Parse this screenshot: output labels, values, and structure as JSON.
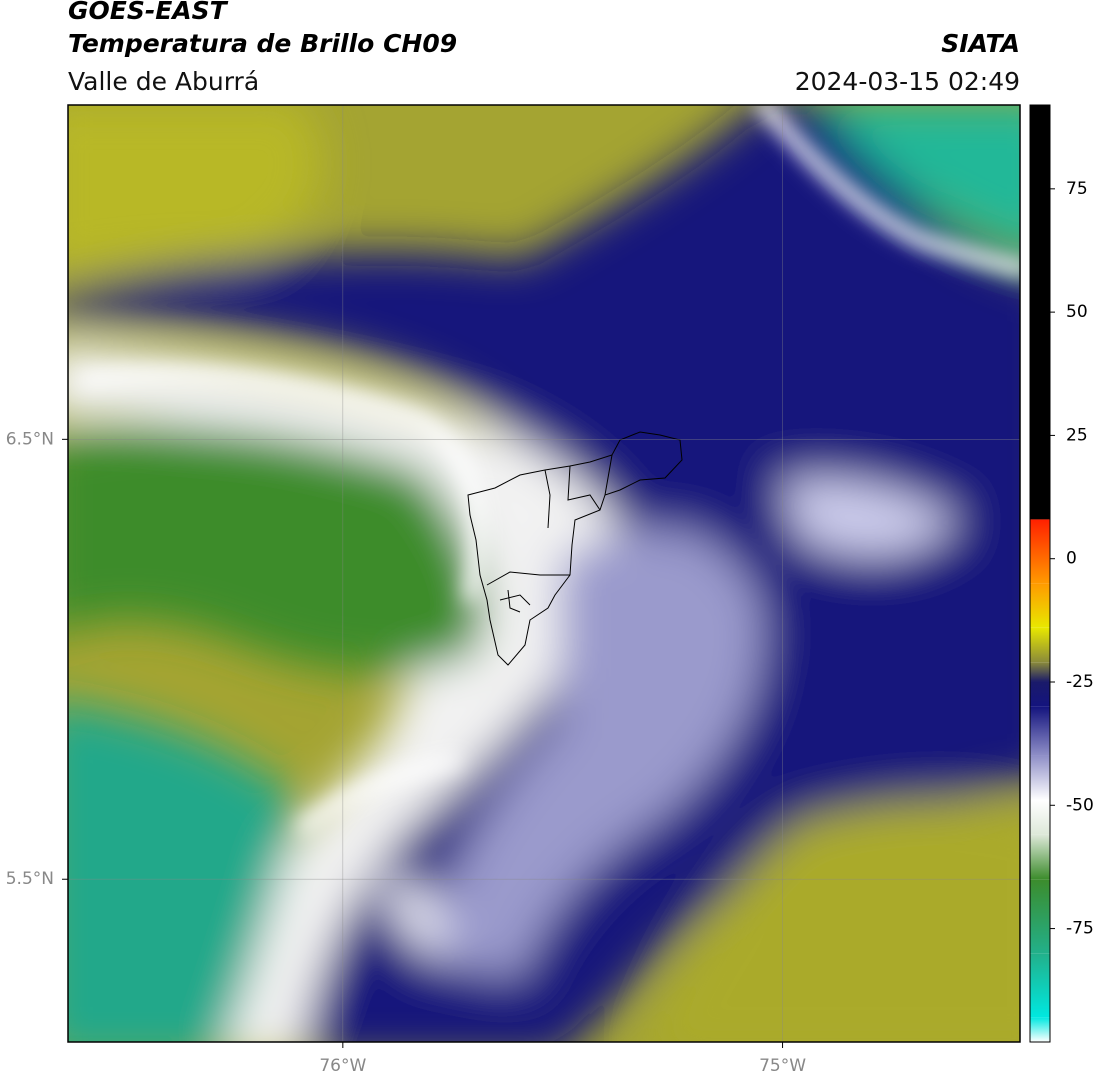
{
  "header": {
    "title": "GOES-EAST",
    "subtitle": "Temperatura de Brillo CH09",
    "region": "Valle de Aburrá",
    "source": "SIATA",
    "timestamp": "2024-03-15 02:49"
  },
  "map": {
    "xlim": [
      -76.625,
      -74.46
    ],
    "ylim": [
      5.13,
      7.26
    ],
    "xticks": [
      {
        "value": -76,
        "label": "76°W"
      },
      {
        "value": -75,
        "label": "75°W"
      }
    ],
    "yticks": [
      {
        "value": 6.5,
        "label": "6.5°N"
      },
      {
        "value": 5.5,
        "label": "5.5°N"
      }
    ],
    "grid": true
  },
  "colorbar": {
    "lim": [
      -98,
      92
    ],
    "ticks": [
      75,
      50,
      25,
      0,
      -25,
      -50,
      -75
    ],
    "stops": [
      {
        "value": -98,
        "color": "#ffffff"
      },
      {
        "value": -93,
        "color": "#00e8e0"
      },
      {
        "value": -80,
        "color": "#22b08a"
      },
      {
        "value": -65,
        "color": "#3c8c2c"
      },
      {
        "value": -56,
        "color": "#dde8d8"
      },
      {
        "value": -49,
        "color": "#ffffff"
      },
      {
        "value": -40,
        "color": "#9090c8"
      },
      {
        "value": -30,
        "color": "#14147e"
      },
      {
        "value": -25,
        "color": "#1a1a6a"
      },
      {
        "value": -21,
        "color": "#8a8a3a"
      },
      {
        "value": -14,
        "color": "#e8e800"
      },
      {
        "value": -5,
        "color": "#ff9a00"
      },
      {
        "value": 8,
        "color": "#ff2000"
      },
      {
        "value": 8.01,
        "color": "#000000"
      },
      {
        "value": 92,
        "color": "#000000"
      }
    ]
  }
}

+ + + +

### Aim
None of the pictures should appear; repeat the records exactly otherwise.

### Written response
Parse this screenshot: output labels, values, and structure as JSON.
{
  "header": {
    "title": "GOES-EAST",
    "subtitle": "Temperatura de Brillo CH09",
    "region": "Valle de Aburrá",
    "source": "SIATA",
    "timestamp": "2024-03-15 02:49"
  },
  "map": {
    "xlim": [
      -76.625,
      -74.46
    ],
    "ylim": [
      5.13,
      7.26
    ],
    "xticks": [
      {
        "value": -76,
        "label": "76°W"
      },
      {
        "value": -75,
        "label": "75°W"
      }
    ],
    "yticks": [
      {
        "value": 6.5,
        "label": "6.5°N"
      },
      {
        "value": 5.5,
        "label": "5.5°N"
      }
    ],
    "grid": true
  },
  "colorbar": {
    "lim": [
      -98,
      92
    ],
    "ticks": [
      75,
      50,
      25,
      0,
      -25,
      -50,
      -75
    ],
    "stops": [
      {
        "value": -98,
        "color": "#ffffff"
      },
      {
        "value": -93,
        "color": "#00e8e0"
      },
      {
        "value": -80,
        "color": "#22b08a"
      },
      {
        "value": -65,
        "color": "#3c8c2c"
      },
      {
        "value": -56,
        "color": "#dde8d8"
      },
      {
        "value": -49,
        "color": "#ffffff"
      },
      {
        "value": -40,
        "color": "#9090c8"
      },
      {
        "value": -30,
        "color": "#14147e"
      },
      {
        "value": -25,
        "color": "#1a1a6a"
      },
      {
        "value": -21,
        "color": "#8a8a3a"
      },
      {
        "value": -14,
        "color": "#e8e800"
      },
      {
        "value": -5,
        "color": "#ff9a00"
      },
      {
        "value": 8,
        "color": "#ff2000"
      },
      {
        "value": 8.01,
        "color": "#000000"
      },
      {
        "value": 92,
        "color": "#000000"
      }
    ]
  }
}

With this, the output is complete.